[Source records]
+--

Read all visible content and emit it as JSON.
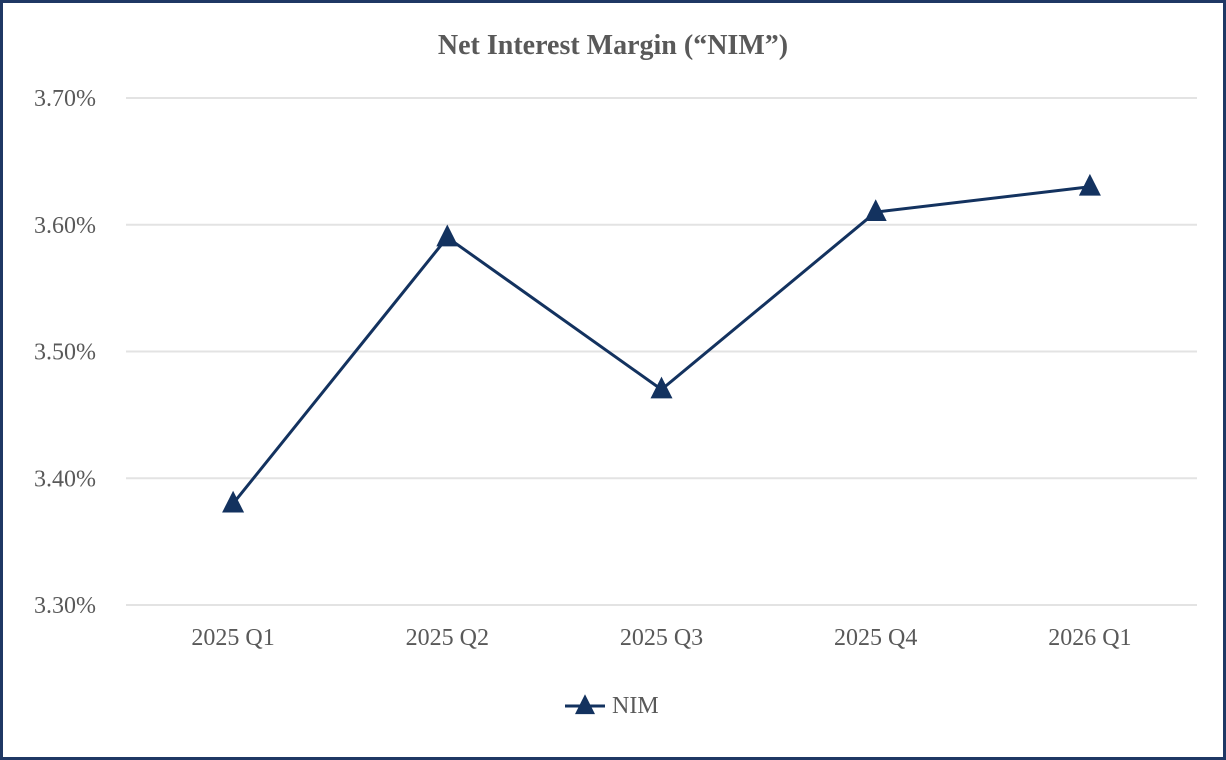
{
  "chart_data": {
    "type": "line",
    "title": "Net Interest Margin (“NIM”)",
    "categories": [
      "2025 Q1",
      "2025 Q2",
      "2025 Q3",
      "2025 Q4",
      "2026 Q1"
    ],
    "series": [
      {
        "name": "NIM",
        "values": [
          3.38,
          3.59,
          3.47,
          3.61,
          3.63
        ],
        "color": "#13325f",
        "marker": "triangle"
      }
    ],
    "ylim": [
      3.3,
      3.7
    ],
    "yticks": [
      3.3,
      3.4,
      3.5,
      3.6,
      3.7
    ],
    "ytick_labels": [
      "3.30%",
      "3.40%",
      "3.50%",
      "3.60%",
      "3.70%"
    ],
    "grid": true,
    "legend_position": "bottom",
    "border_color": "#1f3864",
    "grid_color": "#e3e3e3"
  }
}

+--

- _TASK REQUIREMENTS_: Would you return the data exactly as written, without the pictures?

- _TASK RESPONSE_:
Read all visible content and emit it as JSON.
{
  "chart_data": {
    "type": "line",
    "title": "Net Interest Margin (“NIM”)",
    "categories": [
      "2025 Q1",
      "2025 Q2",
      "2025 Q3",
      "2025 Q4",
      "2026 Q1"
    ],
    "series": [
      {
        "name": "NIM",
        "values": [
          3.38,
          3.59,
          3.47,
          3.61,
          3.63
        ],
        "color": "#13325f",
        "marker": "triangle"
      }
    ],
    "ylim": [
      3.3,
      3.7
    ],
    "yticks": [
      3.3,
      3.4,
      3.5,
      3.6,
      3.7
    ],
    "ytick_labels": [
      "3.30%",
      "3.40%",
      "3.50%",
      "3.60%",
      "3.70%"
    ],
    "grid": true,
    "legend_position": "bottom",
    "border_color": "#1f3864",
    "grid_color": "#e3e3e3"
  }
}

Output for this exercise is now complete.